▸ **WRITTEN EXERCISE**: Identify the lines that contain the string "from" and report only how many there are.

--- PROVIDED ENTRIES ---

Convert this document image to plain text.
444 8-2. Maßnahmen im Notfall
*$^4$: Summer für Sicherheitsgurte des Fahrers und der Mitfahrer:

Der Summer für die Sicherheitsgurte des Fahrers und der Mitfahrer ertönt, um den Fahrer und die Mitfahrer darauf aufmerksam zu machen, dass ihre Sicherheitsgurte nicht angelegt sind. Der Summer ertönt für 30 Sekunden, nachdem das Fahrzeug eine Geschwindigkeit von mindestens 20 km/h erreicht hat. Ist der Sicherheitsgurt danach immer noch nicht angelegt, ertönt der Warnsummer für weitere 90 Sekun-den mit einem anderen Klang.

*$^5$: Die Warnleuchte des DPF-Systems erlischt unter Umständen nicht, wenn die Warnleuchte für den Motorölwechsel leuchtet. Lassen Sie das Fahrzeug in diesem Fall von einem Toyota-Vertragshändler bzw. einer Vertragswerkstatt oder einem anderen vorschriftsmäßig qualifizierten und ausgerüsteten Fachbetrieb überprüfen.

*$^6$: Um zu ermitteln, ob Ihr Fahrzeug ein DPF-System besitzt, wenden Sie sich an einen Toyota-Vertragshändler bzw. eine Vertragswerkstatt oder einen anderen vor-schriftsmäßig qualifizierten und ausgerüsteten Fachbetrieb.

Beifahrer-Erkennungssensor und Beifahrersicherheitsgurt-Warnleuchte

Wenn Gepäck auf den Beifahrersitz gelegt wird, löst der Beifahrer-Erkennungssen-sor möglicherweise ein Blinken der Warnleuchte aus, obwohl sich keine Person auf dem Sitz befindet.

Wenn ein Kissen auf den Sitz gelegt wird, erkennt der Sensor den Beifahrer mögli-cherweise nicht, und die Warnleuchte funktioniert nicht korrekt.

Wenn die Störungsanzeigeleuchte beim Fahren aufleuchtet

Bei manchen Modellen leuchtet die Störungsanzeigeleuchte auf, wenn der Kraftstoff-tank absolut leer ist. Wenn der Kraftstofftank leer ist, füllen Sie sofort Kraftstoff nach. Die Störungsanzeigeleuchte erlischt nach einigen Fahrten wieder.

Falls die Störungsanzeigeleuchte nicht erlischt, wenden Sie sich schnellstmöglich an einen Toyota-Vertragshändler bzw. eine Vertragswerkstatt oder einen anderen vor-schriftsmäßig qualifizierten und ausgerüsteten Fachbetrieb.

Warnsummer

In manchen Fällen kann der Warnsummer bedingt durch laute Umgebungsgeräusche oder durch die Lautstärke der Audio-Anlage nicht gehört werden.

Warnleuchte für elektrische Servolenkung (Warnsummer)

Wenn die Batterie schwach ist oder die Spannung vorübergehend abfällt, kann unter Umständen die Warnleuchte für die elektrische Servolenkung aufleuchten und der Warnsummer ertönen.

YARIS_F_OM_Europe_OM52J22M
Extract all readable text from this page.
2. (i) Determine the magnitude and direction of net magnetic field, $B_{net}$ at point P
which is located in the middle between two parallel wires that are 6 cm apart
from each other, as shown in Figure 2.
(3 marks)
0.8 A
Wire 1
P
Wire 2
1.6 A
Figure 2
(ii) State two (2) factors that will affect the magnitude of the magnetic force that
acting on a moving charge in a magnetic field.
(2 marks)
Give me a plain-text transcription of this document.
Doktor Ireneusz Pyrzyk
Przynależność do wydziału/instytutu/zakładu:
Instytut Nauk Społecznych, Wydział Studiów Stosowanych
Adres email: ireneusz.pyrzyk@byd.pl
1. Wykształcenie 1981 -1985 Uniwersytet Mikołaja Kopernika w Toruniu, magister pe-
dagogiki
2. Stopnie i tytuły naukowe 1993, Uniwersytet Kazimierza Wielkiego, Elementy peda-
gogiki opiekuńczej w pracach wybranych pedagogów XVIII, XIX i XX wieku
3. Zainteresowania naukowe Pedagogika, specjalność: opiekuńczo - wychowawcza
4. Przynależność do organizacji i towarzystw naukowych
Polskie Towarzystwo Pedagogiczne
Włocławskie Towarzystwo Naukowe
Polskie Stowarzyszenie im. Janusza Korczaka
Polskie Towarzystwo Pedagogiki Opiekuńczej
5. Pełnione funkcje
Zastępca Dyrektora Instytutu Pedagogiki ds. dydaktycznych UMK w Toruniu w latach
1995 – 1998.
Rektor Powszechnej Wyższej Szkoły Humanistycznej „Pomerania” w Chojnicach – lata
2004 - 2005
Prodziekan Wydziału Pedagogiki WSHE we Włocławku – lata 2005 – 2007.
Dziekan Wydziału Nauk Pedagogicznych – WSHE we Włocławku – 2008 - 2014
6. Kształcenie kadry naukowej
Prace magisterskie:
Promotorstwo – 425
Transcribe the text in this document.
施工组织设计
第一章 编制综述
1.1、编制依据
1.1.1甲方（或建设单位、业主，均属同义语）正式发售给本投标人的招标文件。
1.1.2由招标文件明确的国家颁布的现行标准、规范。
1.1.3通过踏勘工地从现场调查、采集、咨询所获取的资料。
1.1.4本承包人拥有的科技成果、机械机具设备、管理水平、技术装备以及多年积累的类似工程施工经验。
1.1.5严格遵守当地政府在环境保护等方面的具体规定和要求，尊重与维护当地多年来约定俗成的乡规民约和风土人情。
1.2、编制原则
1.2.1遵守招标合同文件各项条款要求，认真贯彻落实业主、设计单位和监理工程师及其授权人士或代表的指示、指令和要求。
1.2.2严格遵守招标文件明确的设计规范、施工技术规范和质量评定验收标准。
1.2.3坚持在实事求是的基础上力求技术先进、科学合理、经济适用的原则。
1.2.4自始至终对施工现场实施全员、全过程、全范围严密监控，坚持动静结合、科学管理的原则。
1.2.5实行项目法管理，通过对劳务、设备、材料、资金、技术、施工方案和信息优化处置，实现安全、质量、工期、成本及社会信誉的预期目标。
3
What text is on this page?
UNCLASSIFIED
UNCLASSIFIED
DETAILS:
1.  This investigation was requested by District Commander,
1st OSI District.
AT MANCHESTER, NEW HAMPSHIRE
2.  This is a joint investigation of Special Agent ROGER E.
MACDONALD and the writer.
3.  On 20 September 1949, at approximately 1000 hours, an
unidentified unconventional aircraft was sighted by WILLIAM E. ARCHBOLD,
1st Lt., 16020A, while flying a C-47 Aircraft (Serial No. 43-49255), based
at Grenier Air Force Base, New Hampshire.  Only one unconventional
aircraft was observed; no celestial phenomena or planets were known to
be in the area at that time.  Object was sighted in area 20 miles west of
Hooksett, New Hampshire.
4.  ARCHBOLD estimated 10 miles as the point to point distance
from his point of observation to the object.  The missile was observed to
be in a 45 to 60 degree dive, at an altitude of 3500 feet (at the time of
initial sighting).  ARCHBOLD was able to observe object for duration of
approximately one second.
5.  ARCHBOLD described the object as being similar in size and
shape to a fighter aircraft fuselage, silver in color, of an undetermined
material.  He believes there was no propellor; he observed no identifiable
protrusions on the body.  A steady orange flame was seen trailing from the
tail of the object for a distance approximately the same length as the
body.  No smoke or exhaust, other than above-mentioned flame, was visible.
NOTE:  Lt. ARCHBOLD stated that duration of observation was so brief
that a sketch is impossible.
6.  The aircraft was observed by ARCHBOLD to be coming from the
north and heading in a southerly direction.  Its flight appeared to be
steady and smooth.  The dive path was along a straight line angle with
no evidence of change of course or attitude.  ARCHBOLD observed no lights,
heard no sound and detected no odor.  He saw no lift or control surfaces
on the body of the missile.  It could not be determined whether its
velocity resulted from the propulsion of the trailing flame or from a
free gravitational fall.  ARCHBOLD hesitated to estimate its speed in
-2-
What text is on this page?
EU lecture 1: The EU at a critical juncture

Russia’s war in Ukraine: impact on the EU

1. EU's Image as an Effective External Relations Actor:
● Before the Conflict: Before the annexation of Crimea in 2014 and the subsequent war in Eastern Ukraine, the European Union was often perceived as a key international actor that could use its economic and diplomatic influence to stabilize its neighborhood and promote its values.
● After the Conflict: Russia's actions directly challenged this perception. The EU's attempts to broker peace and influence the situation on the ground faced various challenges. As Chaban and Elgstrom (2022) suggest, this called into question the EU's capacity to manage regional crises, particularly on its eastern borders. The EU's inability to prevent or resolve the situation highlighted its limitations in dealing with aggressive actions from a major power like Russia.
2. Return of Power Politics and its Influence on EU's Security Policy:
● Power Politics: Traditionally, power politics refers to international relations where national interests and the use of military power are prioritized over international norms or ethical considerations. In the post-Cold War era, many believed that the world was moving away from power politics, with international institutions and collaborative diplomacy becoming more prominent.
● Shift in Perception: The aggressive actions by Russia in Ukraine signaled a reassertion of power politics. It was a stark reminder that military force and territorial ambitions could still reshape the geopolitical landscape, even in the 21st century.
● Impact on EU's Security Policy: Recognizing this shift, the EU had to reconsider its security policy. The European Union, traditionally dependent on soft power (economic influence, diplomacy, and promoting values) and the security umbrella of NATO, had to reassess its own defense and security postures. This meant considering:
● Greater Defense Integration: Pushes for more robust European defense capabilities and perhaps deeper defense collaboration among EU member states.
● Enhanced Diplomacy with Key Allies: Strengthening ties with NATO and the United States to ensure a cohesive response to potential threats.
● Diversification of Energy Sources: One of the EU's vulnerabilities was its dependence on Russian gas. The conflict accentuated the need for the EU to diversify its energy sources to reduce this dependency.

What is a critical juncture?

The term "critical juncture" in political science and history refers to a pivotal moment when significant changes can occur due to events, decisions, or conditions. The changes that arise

---

▸ **TASK RESULT**: 8